Stated goal:
Give the data again, word for word.

Supplied data:
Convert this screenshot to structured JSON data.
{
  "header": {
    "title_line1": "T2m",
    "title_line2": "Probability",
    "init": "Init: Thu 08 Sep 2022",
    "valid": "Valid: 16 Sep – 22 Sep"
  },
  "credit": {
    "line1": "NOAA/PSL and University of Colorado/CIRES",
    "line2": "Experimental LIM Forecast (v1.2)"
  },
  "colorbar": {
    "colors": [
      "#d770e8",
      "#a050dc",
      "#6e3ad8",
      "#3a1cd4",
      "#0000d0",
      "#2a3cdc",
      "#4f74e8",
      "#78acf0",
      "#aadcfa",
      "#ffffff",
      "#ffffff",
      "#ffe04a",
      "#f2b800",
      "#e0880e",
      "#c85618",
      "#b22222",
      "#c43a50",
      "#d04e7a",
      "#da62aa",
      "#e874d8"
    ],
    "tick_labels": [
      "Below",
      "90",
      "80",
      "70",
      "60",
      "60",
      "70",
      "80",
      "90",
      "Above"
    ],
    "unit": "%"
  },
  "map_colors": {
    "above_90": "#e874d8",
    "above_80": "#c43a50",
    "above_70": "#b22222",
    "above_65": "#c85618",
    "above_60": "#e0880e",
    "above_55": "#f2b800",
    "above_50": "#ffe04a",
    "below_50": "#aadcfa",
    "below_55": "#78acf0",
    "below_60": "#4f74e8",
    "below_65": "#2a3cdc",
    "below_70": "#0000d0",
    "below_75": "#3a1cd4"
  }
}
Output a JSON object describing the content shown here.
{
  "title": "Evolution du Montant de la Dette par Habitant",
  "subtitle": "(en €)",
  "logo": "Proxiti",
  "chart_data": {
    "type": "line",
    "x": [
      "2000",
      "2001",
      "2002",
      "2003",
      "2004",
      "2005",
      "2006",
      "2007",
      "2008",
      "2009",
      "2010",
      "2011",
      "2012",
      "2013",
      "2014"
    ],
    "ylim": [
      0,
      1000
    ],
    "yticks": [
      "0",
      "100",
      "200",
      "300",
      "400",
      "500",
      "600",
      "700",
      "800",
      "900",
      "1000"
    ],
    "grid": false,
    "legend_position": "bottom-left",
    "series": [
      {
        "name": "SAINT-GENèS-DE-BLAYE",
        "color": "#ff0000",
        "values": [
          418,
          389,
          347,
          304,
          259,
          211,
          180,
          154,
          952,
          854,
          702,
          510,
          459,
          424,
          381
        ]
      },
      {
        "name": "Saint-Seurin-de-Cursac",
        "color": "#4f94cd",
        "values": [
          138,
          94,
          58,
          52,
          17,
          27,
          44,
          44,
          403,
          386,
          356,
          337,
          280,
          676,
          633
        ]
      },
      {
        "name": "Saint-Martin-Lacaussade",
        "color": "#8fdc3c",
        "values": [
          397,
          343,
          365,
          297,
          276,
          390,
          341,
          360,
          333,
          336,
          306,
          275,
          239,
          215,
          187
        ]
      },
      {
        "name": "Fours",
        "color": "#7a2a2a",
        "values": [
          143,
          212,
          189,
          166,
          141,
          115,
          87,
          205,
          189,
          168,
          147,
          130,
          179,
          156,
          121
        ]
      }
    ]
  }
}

Full solution:
Convert this screenshot to structured JSON data.
{
  "header": {
    "title_line1": "T2m",
    "title_line2": "Probability",
    "init": "Init: Thu 08 Sep 2022",
    "valid": "Valid: 16 Sep – 22 Sep"
  },
  "credit": {
    "line1": "NOAA/PSL and University of Colorado/CIRES",
    "line2": "Experimental LIM Forecast (v1.2)"
  },
  "colorbar": {
    "colors": [
      "#d770e8",
      "#a050dc",
      "#6e3ad8",
      "#3a1cd4",
      "#0000d0",
      "#2a3cdc",
      "#4f74e8",
      "#78acf0",
      "#aadcfa",
      "#ffffff",
      "#ffffff",
      "#ffe04a",
      "#f2b800",
      "#e0880e",
      "#c85618",
      "#b22222",
      "#c43a50",
      "#d04e7a",
      "#da62aa",
      "#e874d8"
    ],
    "tick_labels": [
      "Below",
      "90",
      "80",
      "70",
      "60",
      "60",
      "70",
      "80",
      "90",
      "Above"
    ],
    "unit": "%"
  },
  "map_colors": {
    "above_90": "#e874d8",
    "above_80": "#c43a50",
    "above_70": "#b22222",
    "above_65": "#c85618",
    "above_60": "#e0880e",
    "above_55": "#f2b800",
    "above_50": "#ffe04a",
    "below_50": "#aadcfa",
    "below_55": "#78acf0",
    "below_60": "#4f74e8",
    "below_65": "#2a3cdc",
    "below_70": "#0000d0",
    "below_75": "#3a1cd4"
  }
}
Output a JSON object describing the content shown here.
{
  "title": "Evolution du Montant de la Dette par Habitant",
  "subtitle": "(en €)",
  "logo": "Proxiti",
  "chart_data": {
    "type": "line",
    "x": [
      "2000",
      "2001",
      "2002",
      "2003",
      "2004",
      "2005",
      "2006",
      "2007",
      "2008",
      "2009",
      "2010",
      "2011",
      "2012",
      "2013",
      "2014"
    ],
    "ylim": [
      0,
      1000
    ],
    "yticks": [
      "0",
      "100",
      "200",
      "300",
      "400",
      "500",
      "600",
      "700",
      "800",
      "900",
      "1000"
    ],
    "grid": false,
    "legend_position": "bottom-left",
    "series": [
      {
        "name": "SAINT-GENèS-DE-BLAYE",
        "color": "#ff0000",
        "values": [
          418,
          389,
          347,
          304,
          259,
          211,
          180,
          154,
          952,
          854,
          702,
          510,
          459,
          424,
          381
        ]
      },
      {
        "name": "Saint-Seurin-de-Cursac",
        "color": "#4f94cd",
        "values": [
          138,
          94,
          58,
          52,
          17,
          27,
          44,
          44,
          403,
          386,
          356,
          337,
          280,
          676,
          633
        ]
      },
      {
        "name": "Saint-Martin-Lacaussade",
        "color": "#8fdc3c",
        "values": [
          397,
          343,
          365,
          297,
          276,
          390,
          341,
          360,
          333,
          336,
          306,
          275,
          239,
          215,
          187
        ]
      },
      {
        "name": "Fours",
        "color": "#7a2a2a",
        "values": [
          143,
          212,
          189,
          166,
          141,
          115,
          87,
          205,
          189,
          168,
          147,
          130,
          179,
          156,
          121
        ]
      }
    ]
  }
}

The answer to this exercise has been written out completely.